# Record excerpts
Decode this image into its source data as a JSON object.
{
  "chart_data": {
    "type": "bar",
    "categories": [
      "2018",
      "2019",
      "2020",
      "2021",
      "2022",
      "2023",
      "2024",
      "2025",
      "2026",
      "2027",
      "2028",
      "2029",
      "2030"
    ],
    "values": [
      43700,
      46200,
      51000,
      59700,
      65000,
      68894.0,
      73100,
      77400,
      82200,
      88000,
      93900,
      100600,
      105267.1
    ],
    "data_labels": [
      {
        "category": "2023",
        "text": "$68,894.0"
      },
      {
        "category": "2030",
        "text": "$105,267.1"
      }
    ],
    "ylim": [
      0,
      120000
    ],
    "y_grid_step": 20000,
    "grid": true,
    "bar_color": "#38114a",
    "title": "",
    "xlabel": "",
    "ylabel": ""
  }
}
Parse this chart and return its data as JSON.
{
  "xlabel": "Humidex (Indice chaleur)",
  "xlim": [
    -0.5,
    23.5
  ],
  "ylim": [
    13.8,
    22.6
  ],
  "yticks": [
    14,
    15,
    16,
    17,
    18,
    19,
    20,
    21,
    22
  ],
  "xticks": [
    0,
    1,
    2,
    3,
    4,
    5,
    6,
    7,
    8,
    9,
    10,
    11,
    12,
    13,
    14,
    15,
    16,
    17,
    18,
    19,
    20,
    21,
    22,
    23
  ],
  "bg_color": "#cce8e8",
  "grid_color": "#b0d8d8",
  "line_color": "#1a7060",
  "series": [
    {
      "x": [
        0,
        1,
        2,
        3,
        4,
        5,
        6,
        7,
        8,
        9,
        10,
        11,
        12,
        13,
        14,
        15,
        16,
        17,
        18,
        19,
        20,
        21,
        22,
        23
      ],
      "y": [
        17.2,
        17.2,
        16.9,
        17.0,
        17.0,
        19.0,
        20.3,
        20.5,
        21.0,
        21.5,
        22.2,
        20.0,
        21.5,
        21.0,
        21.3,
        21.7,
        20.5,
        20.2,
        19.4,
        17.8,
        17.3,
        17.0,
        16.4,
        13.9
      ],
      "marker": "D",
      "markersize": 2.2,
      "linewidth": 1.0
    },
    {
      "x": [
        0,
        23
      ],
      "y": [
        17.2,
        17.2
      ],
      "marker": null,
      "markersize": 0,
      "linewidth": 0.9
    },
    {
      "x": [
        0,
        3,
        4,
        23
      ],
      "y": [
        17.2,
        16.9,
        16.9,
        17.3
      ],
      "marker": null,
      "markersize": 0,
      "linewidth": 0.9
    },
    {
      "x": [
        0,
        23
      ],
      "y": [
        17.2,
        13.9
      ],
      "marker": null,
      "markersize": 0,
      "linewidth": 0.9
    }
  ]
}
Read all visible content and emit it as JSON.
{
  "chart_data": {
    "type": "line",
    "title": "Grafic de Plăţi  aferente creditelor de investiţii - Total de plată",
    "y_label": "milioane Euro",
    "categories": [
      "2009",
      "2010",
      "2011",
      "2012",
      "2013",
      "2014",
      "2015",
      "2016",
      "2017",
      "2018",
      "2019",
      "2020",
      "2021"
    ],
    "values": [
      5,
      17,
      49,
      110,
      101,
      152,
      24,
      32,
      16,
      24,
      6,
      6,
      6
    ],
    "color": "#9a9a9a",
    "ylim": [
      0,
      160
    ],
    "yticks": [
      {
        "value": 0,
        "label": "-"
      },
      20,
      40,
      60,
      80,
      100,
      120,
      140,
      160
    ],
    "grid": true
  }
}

...

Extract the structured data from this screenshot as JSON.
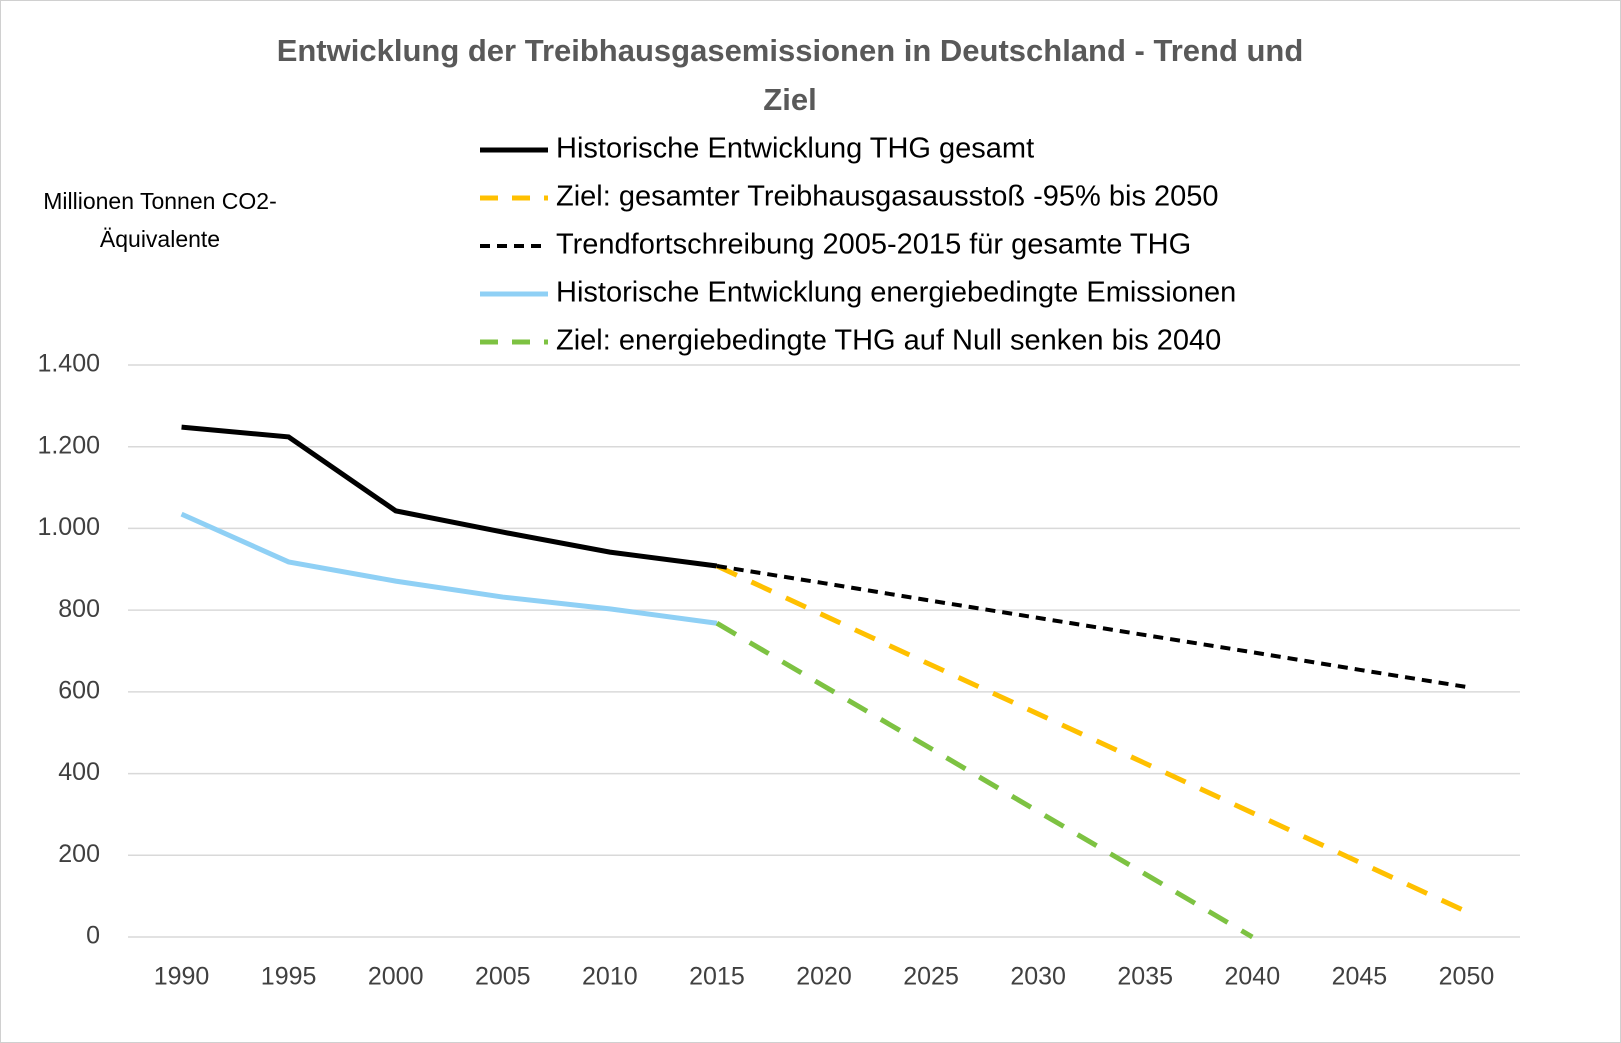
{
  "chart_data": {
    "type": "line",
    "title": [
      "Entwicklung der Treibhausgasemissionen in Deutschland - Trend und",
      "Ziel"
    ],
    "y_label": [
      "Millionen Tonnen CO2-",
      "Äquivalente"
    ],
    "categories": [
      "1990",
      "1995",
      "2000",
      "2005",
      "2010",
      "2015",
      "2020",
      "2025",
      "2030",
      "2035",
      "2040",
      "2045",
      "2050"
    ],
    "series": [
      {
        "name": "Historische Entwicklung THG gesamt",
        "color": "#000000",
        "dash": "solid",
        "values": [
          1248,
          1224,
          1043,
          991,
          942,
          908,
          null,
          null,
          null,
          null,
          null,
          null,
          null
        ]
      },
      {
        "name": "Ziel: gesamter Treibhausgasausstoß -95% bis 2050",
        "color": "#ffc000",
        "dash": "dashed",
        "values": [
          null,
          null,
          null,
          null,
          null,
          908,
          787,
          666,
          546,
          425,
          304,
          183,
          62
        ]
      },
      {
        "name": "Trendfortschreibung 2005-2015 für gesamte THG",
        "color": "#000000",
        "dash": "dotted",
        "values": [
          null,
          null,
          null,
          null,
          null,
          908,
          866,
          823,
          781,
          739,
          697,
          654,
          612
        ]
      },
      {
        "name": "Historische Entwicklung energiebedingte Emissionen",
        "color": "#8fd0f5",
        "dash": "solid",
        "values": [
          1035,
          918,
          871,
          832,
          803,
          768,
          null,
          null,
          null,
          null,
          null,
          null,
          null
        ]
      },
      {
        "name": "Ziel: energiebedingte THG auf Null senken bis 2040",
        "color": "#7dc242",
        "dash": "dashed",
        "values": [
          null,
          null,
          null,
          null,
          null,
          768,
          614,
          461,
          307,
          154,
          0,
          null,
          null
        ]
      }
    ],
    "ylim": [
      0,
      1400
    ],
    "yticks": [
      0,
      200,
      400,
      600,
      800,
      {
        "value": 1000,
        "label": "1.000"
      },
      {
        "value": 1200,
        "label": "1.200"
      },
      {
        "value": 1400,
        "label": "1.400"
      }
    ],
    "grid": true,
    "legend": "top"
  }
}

# Objective
Copy every line in the records above that contains the word "this".

# Output of the task
Decode this image into its source data as a JSON object.
Parse this chart and return its data as JSON.
Extract the structured data from this screenshot as JSON.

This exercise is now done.